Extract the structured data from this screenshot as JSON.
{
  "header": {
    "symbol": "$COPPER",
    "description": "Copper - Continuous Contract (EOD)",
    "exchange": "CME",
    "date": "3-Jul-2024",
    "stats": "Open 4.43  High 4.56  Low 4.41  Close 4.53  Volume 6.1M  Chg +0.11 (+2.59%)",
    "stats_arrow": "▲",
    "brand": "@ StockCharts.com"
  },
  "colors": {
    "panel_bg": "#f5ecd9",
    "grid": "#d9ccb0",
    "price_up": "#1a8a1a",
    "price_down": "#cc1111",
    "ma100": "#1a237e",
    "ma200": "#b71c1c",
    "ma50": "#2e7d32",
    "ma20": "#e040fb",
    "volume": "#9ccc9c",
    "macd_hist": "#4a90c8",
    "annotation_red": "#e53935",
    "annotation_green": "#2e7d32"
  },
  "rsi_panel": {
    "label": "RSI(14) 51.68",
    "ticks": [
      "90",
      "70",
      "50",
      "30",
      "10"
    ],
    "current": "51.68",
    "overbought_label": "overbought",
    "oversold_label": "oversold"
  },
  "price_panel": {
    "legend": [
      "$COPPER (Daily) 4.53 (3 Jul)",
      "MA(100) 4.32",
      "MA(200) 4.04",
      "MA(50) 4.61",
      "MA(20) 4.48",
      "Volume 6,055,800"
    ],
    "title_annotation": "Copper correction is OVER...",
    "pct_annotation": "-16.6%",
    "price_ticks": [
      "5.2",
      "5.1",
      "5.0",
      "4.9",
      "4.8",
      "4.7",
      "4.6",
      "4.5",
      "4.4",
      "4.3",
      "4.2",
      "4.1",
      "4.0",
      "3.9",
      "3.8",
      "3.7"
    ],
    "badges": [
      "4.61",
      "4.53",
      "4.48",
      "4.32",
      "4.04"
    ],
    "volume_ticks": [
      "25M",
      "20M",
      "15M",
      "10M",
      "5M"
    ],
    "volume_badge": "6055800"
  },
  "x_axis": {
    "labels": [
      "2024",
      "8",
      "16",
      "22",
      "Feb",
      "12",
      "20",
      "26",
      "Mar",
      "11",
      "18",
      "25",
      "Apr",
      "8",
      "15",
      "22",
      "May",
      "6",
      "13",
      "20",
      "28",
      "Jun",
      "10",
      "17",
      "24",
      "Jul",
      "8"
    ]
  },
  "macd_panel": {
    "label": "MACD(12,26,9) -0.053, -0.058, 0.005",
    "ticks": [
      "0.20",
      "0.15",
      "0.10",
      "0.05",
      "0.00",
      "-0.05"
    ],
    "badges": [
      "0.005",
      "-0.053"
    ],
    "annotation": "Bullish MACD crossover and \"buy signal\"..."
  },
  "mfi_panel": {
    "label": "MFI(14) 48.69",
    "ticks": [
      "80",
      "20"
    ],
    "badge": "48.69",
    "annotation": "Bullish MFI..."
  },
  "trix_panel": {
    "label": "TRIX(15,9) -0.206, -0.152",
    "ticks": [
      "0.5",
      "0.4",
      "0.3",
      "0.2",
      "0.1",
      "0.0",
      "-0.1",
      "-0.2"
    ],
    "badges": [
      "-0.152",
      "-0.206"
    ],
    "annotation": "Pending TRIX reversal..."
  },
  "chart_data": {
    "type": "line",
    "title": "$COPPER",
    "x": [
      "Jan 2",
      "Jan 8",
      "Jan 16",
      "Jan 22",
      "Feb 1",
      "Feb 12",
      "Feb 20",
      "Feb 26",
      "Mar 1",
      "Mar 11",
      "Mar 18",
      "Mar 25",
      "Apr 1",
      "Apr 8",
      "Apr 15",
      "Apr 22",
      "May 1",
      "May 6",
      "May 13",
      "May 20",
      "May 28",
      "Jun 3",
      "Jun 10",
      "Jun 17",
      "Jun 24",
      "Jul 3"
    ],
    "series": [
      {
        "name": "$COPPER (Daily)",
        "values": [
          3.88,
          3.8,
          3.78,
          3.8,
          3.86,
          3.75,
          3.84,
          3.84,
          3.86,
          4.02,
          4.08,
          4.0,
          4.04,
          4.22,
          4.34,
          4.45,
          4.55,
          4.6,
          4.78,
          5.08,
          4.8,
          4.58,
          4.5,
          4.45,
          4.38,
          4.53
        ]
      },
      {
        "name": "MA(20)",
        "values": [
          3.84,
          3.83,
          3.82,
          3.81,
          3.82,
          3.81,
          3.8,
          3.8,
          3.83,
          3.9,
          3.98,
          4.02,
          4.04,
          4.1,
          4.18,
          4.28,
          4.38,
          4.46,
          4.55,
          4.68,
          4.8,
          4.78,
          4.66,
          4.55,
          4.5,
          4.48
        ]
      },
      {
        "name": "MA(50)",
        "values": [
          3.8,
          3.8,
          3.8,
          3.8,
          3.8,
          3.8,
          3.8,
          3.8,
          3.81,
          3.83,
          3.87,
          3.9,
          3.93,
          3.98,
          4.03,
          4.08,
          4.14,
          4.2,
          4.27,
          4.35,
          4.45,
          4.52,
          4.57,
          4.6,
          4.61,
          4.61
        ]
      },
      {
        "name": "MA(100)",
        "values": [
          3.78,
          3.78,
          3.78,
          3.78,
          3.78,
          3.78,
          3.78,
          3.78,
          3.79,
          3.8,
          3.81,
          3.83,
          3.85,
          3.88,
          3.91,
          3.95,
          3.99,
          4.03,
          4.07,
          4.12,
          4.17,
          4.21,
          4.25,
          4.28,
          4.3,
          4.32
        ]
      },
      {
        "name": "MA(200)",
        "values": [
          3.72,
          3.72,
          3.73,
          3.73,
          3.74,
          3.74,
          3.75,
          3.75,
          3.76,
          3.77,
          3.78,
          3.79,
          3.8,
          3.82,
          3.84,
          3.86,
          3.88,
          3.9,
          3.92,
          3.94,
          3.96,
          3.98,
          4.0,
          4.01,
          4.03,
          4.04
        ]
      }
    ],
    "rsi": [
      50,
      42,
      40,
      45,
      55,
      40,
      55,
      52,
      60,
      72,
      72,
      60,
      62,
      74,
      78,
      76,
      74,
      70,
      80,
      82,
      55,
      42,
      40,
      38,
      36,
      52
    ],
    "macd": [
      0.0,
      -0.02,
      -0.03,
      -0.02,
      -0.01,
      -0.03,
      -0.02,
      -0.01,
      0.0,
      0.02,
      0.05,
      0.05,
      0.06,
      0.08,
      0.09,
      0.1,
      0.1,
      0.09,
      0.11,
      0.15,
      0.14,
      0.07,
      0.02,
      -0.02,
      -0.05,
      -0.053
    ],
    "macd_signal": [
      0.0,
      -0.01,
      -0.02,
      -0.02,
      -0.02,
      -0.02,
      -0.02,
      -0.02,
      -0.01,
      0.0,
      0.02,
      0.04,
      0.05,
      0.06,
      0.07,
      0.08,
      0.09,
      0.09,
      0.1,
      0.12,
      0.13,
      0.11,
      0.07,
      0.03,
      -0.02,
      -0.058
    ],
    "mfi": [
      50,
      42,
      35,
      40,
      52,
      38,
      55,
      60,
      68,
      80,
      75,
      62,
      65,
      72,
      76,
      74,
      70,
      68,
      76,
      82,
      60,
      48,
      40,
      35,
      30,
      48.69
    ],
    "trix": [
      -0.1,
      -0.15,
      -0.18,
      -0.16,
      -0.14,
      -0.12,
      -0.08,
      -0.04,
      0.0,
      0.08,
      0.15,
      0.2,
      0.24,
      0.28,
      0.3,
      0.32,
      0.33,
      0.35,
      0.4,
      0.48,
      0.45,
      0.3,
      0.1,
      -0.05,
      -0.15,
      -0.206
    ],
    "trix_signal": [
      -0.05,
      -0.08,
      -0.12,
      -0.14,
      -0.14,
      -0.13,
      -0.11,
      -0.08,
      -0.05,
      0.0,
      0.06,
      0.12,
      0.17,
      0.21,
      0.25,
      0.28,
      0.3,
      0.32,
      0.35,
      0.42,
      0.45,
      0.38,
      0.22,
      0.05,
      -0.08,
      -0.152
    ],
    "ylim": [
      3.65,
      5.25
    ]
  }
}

===

Instructions to follow
Pull out each line holding the string "Bullish".

Worked answer
    "annotation": "Bullish MACD crossover and \"buy signal\"..."
    "annotation": "Bullish MFI..."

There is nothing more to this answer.